Data:
---*---

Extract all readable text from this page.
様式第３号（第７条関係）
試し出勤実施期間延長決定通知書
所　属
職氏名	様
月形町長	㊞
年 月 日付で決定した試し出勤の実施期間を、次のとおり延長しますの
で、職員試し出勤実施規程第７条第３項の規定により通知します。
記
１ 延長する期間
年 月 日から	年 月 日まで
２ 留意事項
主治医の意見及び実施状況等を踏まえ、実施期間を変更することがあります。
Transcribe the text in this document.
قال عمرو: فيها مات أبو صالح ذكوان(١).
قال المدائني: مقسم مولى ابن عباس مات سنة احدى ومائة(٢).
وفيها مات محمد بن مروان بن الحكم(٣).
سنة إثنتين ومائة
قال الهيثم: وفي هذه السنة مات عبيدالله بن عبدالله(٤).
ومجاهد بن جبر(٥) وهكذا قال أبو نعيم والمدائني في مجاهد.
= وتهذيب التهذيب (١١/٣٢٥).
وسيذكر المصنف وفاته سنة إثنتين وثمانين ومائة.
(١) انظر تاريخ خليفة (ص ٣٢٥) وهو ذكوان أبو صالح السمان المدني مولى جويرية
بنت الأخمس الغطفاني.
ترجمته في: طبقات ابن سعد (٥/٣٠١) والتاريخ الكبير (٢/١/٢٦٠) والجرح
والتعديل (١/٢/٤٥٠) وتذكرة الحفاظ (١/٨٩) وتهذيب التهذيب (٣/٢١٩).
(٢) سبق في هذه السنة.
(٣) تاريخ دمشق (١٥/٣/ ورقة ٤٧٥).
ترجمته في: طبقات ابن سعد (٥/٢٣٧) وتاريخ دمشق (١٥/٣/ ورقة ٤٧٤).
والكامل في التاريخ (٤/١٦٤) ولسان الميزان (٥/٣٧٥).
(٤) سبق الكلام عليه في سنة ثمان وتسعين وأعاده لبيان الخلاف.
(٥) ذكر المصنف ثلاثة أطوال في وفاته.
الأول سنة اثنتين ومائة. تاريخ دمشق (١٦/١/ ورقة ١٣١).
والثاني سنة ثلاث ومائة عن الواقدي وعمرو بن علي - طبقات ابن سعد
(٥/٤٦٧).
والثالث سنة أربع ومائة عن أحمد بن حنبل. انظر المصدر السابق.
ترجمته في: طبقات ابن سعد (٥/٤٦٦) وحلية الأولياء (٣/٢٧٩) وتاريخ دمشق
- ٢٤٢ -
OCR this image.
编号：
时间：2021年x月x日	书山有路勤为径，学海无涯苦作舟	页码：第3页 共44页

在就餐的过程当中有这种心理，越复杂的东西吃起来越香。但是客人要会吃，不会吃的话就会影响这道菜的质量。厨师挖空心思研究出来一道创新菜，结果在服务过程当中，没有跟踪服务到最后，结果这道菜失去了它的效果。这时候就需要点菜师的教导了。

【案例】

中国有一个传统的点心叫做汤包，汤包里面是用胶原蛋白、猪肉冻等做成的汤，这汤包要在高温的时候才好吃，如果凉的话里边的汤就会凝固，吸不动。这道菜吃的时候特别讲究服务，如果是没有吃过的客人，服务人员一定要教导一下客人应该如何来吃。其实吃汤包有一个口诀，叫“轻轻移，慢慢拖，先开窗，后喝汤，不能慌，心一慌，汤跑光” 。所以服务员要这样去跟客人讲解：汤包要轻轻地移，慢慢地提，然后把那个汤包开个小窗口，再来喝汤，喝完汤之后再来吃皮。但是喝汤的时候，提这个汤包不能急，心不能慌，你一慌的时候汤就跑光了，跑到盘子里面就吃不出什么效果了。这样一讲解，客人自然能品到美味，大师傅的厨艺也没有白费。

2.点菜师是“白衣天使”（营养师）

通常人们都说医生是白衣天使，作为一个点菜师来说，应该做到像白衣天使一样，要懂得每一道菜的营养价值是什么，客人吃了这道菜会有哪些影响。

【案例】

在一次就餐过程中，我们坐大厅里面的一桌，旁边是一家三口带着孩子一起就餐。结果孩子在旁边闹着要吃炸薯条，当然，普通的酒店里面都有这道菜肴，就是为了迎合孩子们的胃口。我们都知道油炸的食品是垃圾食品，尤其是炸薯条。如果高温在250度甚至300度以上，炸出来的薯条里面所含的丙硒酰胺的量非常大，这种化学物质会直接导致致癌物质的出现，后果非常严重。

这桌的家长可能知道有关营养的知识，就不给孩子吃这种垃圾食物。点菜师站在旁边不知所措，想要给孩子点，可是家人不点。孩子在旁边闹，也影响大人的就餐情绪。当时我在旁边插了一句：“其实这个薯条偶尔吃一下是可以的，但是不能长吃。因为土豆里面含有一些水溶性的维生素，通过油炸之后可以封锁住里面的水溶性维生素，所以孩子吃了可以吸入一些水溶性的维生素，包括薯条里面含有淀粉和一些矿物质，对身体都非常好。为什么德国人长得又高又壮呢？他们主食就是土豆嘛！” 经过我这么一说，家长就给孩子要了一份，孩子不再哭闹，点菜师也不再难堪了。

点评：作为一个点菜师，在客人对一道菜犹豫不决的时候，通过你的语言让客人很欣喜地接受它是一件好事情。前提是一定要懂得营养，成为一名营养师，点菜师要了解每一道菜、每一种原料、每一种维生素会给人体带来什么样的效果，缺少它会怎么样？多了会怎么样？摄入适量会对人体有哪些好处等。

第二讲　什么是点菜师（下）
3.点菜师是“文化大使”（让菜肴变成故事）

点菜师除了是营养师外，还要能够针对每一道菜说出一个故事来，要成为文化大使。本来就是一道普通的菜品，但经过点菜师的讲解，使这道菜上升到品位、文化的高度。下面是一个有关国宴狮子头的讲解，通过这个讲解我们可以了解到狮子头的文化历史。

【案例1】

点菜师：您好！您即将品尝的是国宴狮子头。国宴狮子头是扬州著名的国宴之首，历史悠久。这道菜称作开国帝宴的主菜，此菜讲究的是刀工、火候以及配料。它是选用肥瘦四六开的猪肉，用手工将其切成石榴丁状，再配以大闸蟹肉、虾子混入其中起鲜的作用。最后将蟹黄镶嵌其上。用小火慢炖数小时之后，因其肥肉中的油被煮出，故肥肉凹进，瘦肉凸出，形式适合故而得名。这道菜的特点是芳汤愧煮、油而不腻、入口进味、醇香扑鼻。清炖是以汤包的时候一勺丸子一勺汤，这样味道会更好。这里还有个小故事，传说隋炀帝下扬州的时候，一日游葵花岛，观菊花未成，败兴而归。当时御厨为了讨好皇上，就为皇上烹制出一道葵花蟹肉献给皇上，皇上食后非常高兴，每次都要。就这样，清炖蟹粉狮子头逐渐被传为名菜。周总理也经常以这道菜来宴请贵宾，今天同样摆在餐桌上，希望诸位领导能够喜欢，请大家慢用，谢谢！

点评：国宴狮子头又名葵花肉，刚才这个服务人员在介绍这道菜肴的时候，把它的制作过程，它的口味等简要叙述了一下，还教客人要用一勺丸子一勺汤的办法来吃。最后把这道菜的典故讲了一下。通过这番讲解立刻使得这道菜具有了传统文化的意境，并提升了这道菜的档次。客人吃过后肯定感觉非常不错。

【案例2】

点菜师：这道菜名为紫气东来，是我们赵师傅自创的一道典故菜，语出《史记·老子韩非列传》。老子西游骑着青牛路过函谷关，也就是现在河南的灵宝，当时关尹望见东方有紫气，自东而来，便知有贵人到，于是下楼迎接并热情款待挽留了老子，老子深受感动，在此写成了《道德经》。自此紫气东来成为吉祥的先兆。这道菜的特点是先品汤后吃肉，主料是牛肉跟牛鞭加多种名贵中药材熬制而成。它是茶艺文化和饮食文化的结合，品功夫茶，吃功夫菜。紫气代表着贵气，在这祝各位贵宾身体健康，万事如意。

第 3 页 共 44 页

---*---

All lines above containing the string "السنة" are to be collected.

Full solution:
قال الهيثم: وفي هذه السنة مات عبيدالله بن عبدالله(٤).
(٢) سبق في هذه السنة.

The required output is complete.